Instructions to follow -
Where the word "console" occurs in a line, return that line.

Exercise data -
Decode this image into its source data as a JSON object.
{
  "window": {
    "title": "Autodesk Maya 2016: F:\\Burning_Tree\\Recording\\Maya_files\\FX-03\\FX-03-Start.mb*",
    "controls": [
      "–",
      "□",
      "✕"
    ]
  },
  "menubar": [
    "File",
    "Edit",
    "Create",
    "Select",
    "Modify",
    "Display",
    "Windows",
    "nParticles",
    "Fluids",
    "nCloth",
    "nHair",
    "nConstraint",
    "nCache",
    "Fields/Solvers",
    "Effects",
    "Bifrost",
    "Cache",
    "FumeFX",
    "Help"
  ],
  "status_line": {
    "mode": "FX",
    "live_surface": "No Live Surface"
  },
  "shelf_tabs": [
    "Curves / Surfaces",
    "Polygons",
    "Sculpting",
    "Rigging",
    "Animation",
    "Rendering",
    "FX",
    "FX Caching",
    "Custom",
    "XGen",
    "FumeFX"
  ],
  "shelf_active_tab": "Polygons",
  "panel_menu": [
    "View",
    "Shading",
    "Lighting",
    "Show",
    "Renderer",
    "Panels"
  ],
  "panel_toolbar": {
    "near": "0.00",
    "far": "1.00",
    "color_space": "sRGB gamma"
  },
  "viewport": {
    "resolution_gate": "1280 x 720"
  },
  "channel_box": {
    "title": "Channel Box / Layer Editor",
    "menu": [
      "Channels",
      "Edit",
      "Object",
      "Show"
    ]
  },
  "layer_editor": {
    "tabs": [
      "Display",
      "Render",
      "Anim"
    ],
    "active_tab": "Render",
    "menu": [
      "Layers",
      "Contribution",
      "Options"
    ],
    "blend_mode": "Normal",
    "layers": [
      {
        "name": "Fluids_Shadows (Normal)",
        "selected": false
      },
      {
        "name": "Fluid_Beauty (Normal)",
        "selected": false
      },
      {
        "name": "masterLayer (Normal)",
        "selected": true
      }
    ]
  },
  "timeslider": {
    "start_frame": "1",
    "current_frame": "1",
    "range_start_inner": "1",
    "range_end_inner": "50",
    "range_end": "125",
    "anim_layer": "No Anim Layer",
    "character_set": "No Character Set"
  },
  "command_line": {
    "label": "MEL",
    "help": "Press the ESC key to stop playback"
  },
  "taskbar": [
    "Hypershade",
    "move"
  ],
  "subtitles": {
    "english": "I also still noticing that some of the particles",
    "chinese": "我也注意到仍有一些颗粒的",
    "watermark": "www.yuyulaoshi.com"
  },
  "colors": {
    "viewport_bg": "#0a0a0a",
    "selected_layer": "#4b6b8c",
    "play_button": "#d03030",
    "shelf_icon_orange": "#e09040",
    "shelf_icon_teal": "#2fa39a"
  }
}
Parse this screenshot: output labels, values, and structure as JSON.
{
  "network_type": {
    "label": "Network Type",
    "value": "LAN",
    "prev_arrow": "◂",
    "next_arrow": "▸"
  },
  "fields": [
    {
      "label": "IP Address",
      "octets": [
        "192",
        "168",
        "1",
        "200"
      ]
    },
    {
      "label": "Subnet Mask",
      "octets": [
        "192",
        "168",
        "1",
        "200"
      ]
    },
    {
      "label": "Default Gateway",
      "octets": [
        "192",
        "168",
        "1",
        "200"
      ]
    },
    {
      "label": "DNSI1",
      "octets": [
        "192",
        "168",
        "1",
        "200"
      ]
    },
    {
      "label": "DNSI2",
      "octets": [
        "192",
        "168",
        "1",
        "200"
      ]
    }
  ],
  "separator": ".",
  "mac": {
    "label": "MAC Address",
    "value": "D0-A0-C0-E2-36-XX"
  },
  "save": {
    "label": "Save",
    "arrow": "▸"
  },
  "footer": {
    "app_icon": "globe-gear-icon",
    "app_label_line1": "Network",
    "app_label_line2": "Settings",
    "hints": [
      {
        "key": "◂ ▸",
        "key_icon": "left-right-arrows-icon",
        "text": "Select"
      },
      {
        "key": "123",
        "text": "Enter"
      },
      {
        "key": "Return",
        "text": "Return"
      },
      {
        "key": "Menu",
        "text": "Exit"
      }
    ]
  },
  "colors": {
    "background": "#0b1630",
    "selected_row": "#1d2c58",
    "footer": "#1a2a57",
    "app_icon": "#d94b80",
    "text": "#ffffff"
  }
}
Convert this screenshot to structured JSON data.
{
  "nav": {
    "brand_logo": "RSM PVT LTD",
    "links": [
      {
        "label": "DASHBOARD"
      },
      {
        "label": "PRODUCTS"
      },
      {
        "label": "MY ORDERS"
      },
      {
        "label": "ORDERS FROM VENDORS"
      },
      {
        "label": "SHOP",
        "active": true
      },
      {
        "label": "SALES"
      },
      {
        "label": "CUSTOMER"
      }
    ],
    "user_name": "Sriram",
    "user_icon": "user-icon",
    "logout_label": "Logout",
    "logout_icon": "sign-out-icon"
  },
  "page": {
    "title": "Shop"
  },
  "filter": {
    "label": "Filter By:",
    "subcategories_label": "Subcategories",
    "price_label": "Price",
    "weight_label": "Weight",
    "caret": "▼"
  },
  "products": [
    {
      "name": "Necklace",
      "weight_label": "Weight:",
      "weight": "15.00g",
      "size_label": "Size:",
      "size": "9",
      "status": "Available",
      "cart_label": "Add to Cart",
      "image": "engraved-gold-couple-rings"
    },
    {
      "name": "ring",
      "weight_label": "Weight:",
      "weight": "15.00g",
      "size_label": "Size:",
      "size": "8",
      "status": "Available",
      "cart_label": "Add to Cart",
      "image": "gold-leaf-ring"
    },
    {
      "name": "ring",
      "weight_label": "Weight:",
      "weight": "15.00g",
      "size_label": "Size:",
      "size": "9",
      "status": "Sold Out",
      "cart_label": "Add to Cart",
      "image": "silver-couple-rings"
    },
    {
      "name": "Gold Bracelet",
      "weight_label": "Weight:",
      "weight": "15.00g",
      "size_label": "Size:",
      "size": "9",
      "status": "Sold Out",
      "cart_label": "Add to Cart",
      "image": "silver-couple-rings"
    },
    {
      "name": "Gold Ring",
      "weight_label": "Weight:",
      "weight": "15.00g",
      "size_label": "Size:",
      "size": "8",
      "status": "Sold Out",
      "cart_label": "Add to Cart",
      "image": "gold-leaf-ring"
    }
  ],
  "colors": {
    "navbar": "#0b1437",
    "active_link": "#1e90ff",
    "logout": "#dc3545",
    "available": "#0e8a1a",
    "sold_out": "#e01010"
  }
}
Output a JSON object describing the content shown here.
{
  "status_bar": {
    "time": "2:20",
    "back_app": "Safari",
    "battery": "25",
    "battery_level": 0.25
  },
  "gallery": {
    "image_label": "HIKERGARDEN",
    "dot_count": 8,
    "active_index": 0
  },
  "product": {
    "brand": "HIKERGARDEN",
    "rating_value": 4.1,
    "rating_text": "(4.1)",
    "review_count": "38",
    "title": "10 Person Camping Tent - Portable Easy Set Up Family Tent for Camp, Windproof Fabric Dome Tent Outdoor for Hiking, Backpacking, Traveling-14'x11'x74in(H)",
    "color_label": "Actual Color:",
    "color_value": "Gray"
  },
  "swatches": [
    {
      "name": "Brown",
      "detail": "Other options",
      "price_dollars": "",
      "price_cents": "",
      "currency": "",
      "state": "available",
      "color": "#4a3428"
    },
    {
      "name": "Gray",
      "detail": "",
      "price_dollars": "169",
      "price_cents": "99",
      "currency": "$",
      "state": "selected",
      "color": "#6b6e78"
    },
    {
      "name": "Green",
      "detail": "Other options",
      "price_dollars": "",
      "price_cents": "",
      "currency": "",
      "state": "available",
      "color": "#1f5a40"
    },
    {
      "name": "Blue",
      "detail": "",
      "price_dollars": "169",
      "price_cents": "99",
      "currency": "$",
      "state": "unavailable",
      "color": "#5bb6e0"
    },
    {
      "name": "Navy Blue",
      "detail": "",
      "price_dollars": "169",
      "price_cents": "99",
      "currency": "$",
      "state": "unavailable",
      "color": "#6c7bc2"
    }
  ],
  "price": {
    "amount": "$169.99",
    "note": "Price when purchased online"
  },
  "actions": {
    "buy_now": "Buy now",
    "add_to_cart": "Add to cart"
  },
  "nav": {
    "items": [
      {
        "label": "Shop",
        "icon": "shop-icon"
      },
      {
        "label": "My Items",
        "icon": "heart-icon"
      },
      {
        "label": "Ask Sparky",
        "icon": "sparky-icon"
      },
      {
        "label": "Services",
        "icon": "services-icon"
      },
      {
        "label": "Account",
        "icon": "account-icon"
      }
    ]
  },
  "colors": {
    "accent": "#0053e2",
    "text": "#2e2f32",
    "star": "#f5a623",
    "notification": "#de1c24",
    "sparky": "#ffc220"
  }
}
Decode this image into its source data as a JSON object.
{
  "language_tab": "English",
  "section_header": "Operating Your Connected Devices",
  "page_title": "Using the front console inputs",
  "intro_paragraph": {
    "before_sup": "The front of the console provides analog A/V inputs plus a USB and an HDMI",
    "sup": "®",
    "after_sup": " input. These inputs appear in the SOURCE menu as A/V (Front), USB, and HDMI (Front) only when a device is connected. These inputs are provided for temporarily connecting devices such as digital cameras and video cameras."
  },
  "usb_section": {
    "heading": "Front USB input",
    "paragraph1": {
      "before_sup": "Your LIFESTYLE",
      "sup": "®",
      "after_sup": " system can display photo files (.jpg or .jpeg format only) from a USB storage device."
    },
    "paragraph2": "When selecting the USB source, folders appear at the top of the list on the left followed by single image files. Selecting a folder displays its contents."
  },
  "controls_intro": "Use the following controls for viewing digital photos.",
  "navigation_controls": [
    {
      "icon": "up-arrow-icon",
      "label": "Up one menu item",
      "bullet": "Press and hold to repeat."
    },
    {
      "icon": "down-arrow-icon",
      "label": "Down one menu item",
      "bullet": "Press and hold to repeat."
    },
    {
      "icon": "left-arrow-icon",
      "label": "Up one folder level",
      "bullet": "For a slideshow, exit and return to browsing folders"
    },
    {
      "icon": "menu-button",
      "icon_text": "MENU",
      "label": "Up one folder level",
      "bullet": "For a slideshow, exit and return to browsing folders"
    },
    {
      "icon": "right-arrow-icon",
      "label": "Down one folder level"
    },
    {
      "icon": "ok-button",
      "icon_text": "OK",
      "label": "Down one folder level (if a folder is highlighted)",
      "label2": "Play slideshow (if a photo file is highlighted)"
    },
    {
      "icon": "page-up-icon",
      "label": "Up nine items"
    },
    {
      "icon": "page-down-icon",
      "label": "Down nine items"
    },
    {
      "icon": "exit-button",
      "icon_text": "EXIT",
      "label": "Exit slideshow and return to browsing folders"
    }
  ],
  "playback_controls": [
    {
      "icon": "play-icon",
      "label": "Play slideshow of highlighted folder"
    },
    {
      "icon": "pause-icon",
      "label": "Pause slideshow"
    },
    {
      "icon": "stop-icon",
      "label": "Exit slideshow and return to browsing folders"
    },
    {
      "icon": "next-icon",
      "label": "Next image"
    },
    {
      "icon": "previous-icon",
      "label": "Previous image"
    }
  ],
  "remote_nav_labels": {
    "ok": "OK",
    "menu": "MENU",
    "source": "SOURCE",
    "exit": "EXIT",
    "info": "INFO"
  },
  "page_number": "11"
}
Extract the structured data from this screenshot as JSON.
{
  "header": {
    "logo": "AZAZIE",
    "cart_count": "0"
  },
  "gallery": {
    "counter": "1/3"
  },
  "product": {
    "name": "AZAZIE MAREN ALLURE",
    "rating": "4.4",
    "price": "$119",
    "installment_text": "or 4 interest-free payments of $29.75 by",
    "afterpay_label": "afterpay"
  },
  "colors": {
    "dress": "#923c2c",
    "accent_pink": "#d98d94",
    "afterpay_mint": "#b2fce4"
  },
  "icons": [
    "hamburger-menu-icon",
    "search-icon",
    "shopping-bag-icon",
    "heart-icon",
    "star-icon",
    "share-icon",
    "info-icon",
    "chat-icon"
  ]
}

Task output -
  "page_title": "Using the front console inputs",
    "before_sup": "The front of the console provides analog A/V inputs plus a USB and an HDMI",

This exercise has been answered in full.